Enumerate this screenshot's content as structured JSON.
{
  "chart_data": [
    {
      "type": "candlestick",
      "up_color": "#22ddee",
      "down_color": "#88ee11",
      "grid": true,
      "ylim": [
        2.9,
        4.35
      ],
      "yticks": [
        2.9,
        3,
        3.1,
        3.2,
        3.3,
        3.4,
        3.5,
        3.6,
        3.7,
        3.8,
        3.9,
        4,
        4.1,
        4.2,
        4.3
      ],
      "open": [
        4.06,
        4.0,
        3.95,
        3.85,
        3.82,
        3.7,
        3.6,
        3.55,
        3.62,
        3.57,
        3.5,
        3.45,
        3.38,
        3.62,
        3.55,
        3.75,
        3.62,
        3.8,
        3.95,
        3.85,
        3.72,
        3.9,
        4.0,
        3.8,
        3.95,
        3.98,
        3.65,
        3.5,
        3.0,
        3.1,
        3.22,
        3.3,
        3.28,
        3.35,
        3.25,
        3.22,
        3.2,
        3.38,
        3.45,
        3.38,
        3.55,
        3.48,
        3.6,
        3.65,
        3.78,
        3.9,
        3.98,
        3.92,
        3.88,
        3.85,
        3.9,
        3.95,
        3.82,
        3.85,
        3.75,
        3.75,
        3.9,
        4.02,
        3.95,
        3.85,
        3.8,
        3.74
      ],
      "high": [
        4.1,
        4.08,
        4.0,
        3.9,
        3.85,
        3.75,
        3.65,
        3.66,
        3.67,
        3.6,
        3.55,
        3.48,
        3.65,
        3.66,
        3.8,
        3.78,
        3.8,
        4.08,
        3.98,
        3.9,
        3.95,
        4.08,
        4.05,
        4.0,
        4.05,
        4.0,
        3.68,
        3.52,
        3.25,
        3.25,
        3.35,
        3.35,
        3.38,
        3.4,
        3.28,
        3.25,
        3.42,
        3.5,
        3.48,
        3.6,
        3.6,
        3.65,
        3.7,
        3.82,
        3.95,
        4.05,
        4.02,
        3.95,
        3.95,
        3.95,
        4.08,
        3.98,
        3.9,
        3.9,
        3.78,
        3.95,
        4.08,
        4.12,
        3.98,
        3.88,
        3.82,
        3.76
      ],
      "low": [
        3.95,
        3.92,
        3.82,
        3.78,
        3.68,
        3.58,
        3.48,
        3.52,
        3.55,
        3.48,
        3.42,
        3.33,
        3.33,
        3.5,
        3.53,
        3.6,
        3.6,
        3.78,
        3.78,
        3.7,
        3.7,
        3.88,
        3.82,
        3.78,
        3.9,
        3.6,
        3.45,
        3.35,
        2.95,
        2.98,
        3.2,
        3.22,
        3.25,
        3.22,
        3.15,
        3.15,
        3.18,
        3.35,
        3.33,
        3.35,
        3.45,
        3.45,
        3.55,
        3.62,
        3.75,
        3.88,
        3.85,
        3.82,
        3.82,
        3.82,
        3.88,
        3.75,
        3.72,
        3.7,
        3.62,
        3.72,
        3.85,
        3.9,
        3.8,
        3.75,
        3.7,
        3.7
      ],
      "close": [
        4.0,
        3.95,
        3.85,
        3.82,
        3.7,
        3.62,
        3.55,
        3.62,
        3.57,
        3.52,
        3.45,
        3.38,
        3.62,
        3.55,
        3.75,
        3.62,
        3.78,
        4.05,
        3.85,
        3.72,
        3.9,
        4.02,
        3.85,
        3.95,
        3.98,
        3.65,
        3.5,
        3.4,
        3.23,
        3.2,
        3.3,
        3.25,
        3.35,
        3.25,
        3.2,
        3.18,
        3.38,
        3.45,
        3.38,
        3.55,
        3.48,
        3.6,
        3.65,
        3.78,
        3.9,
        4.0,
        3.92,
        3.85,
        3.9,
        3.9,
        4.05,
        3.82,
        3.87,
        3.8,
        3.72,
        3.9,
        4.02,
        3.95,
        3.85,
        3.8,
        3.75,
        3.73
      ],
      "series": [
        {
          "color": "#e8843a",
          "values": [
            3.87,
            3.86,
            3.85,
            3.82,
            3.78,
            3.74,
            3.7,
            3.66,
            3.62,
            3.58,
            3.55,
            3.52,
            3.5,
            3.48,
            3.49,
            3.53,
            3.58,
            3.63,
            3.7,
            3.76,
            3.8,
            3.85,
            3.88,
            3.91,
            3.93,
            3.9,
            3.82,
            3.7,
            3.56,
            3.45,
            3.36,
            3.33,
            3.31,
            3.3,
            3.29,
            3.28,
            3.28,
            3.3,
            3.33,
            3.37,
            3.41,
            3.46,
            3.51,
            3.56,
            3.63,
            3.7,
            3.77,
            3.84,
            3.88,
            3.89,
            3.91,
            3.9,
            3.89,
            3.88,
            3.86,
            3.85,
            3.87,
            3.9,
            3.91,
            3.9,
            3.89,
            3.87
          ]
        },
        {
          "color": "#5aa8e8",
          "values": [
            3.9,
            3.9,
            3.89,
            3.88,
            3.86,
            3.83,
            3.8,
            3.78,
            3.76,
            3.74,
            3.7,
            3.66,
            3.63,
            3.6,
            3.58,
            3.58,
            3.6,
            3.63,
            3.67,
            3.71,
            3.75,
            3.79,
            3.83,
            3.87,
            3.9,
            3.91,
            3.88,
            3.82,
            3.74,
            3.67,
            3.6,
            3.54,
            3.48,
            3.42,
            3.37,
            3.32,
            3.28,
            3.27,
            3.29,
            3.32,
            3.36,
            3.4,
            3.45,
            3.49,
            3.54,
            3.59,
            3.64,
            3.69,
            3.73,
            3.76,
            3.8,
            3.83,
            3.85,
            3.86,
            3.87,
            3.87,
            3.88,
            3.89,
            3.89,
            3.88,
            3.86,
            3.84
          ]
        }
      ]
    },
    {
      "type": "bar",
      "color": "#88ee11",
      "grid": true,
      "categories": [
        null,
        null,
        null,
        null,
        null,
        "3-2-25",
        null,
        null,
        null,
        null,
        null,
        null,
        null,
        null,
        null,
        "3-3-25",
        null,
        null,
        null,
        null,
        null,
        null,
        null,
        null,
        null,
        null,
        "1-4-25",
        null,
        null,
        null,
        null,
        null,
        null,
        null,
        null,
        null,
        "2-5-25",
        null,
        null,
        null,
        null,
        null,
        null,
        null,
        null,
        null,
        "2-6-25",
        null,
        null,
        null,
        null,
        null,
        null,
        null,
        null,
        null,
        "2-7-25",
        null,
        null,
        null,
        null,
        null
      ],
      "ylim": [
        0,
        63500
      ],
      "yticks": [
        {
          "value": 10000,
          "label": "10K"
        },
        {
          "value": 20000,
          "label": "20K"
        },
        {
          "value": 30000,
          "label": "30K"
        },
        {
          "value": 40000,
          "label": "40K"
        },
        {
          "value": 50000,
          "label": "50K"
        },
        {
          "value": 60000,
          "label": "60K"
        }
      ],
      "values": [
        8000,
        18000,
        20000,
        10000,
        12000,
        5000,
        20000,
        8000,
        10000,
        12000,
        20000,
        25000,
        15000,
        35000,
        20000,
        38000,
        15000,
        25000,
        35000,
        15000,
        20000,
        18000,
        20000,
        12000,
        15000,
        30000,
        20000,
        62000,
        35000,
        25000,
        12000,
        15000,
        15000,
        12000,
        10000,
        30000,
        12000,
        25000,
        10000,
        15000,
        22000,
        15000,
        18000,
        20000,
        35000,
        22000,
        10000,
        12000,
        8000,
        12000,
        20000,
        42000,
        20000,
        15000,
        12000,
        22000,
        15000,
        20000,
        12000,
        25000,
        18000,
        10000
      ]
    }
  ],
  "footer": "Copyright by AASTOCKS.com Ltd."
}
........
**DESCRIPTION OF THE TASK**. Print the records once more, exactly as they were given.

**RESPONSE TO THIS EXERCISE**.
Enumerate this screenshot's content as structured JSON.
{
  "chart_data": [
    {
      "type": "candlestick",
      "up_color": "#22ddee",
      "down_color": "#88ee11",
      "grid": true,
      "ylim": [
        2.9,
        4.35
      ],
      "yticks": [
        2.9,
        3,
        3.1,
        3.2,
        3.3,
        3.4,
        3.5,
        3.6,
        3.7,
        3.8,
        3.9,
        4,
        4.1,
        4.2,
        4.3
      ],
      "open": [
        4.06,
        4.0,
        3.95,
        3.85,
        3.82,
        3.7,
        3.6,
        3.55,
        3.62,
        3.57,
        3.5,
        3.45,
        3.38,
        3.62,
        3.55,
        3.75,
        3.62,
        3.8,
        3.95,
        3.85,
        3.72,
        3.9,
        4.0,
        3.8,
        3.95,
        3.98,
        3.65,
        3.5,
        3.0,
        3.1,
        3.22,
        3.3,
        3.28,
        3.35,
        3.25,
        3.22,
        3.2,
        3.38,
        3.45,
        3.38,
        3.55,
        3.48,
        3.6,
        3.65,
        3.78,
        3.9,
        3.98,
        3.92,
        3.88,
        3.85,
        3.9,
        3.95,
        3.82,
        3.85,
        3.75,
        3.75,
        3.9,
        4.02,
        3.95,
        3.85,
        3.8,
        3.74
      ],
      "high": [
        4.1,
        4.08,
        4.0,
        3.9,
        3.85,
        3.75,
        3.65,
        3.66,
        3.67,
        3.6,
        3.55,
        3.48,
        3.65,
        3.66,
        3.8,
        3.78,
        3.8,
        4.08,
        3.98,
        3.9,
        3.95,
        4.08,
        4.05,
        4.0,
        4.05,
        4.0,
        3.68,
        3.52,
        3.25,
        3.25,
        3.35,
        3.35,
        3.38,
        3.4,
        3.28,
        3.25,
        3.42,
        3.5,
        3.48,
        3.6,
        3.6,
        3.65,
        3.7,
        3.82,
        3.95,
        4.05,
        4.02,
        3.95,
        3.95,
        3.95,
        4.08,
        3.98,
        3.9,
        3.9,
        3.78,
        3.95,
        4.08,
        4.12,
        3.98,
        3.88,
        3.82,
        3.76
      ],
      "low": [
        3.95,
        3.92,
        3.82,
        3.78,
        3.68,
        3.58,
        3.48,
        3.52,
        3.55,
        3.48,
        3.42,
        3.33,
        3.33,
        3.5,
        3.53,
        3.6,
        3.6,
        3.78,
        3.78,
        3.7,
        3.7,
        3.88,
        3.82,
        3.78,
        3.9,
        3.6,
        3.45,
        3.35,
        2.95,
        2.98,
        3.2,
        3.22,
        3.25,
        3.22,
        3.15,
        3.15,
        3.18,
        3.35,
        3.33,
        3.35,
        3.45,
        3.45,
        3.55,
        3.62,
        3.75,
        3.88,
        3.85,
        3.82,
        3.82,
        3.82,
        3.88,
        3.75,
        3.72,
        3.7,
        3.62,
        3.72,
        3.85,
        3.9,
        3.8,
        3.75,
        3.7,
        3.7
      ],
      "close": [
        4.0,
        3.95,
        3.85,
        3.82,
        3.7,
        3.62,
        3.55,
        3.62,
        3.57,
        3.52,
        3.45,
        3.38,
        3.62,
        3.55,
        3.75,
        3.62,
        3.78,
        4.05,
        3.85,
        3.72,
        3.9,
        4.02,
        3.85,
        3.95,
        3.98,
        3.65,
        3.5,
        3.4,
        3.23,
        3.2,
        3.3,
        3.25,
        3.35,
        3.25,
        3.2,
        3.18,
        3.38,
        3.45,
        3.38,
        3.55,
        3.48,
        3.6,
        3.65,
        3.78,
        3.9,
        4.0,
        3.92,
        3.85,
        3.9,
        3.9,
        4.05,
        3.82,
        3.87,
        3.8,
        3.72,
        3.9,
        4.02,
        3.95,
        3.85,
        3.8,
        3.75,
        3.73
      ],
      "series": [
        {
          "color": "#e8843a",
          "values": [
            3.87,
            3.86,
            3.85,
            3.82,
            3.78,
            3.74,
            3.7,
            3.66,
            3.62,
            3.58,
            3.55,
            3.52,
            3.5,
            3.48,
            3.49,
            3.53,
            3.58,
            3.63,
            3.7,
            3.76,
            3.8,
            3.85,
            3.88,
            3.91,
            3.93,
            3.9,
            3.82,
            3.7,
            3.56,
            3.45,
            3.36,
            3.33,
            3.31,
            3.3,
            3.29,
            3.28,
            3.28,
            3.3,
            3.33,
            3.37,
            3.41,
            3.46,
            3.51,
            3.56,
            3.63,
            3.7,
            3.77,
            3.84,
            3.88,
            3.89,
            3.91,
            3.9,
            3.89,
            3.88,
            3.86,
            3.85,
            3.87,
            3.9,
            3.91,
            3.9,
            3.89,
            3.87
          ]
        },
        {
          "color": "#5aa8e8",
          "values": [
            3.9,
            3.9,
            3.89,
            3.88,
            3.86,
            3.83,
            3.8,
            3.78,
            3.76,
            3.74,
            3.7,
            3.66,
            3.63,
            3.6,
            3.58,
            3.58,
            3.6,
            3.63,
            3.67,
            3.71,
            3.75,
            3.79,
            3.83,
            3.87,
            3.9,
            3.91,
            3.88,
            3.82,
            3.74,
            3.67,
            3.6,
            3.54,
            3.48,
            3.42,
            3.37,
            3.32,
            3.28,
            3.27,
            3.29,
            3.32,
            3.36,
            3.4,
            3.45,
            3.49,
            3.54,
            3.59,
            3.64,
            3.69,
            3.73,
            3.76,
            3.8,
            3.83,
            3.85,
            3.86,
            3.87,
            3.87,
            3.88,
            3.89,
            3.89,
            3.88,
            3.86,
            3.84
          ]
        }
      ]
    },
    {
      "type": "bar",
      "color": "#88ee11",
      "grid": true,
      "categories": [
        null,
        null,
        null,
        null,
        null,
        "3-2-25",
        null,
        null,
        null,
        null,
        null,
        null,
        null,
        null,
        null,
        "3-3-25",
        null,
        null,
        null,
        null,
        null,
        null,
        null,
        null,
        null,
        null,
        "1-4-25",
        null,
        null,
        null,
        null,
        null,
        null,
        null,
        null,
        null,
        "2-5-25",
        null,
        null,
        null,
        null,
        null,
        null,
        null,
        null,
        null,
        "2-6-25",
        null,
        null,
        null,
        null,
        null,
        null,
        null,
        null,
        null,
        "2-7-25",
        null,
        null,
        null,
        null,
        null
      ],
      "ylim": [
        0,
        63500
      ],
      "yticks": [
        {
          "value": 10000,
          "label": "10K"
        },
        {
          "value": 20000,
          "label": "20K"
        },
        {
          "value": 30000,
          "label": "30K"
        },
        {
          "value": 40000,
          "label": "40K"
        },
        {
          "value": 50000,
          "label": "50K"
        },
        {
          "value": 60000,
          "label": "60K"
        }
      ],
      "values": [
        8000,
        18000,
        20000,
        10000,
        12000,
        5000,
        20000,
        8000,
        10000,
        12000,
        20000,
        25000,
        15000,
        35000,
        20000,
        38000,
        15000,
        25000,
        35000,
        15000,
        20000,
        18000,
        20000,
        12000,
        15000,
        30000,
        20000,
        62000,
        35000,
        25000,
        12000,
        15000,
        15000,
        12000,
        10000,
        30000,
        12000,
        25000,
        10000,
        15000,
        22000,
        15000,
        18000,
        20000,
        35000,
        22000,
        10000,
        12000,
        8000,
        12000,
        20000,
        42000,
        20000,
        15000,
        12000,
        22000,
        15000,
        20000,
        12000,
        25000,
        18000,
        10000
      ]
    }
  ],
  "footer": "Copyright by AASTOCKS.com Ltd."
}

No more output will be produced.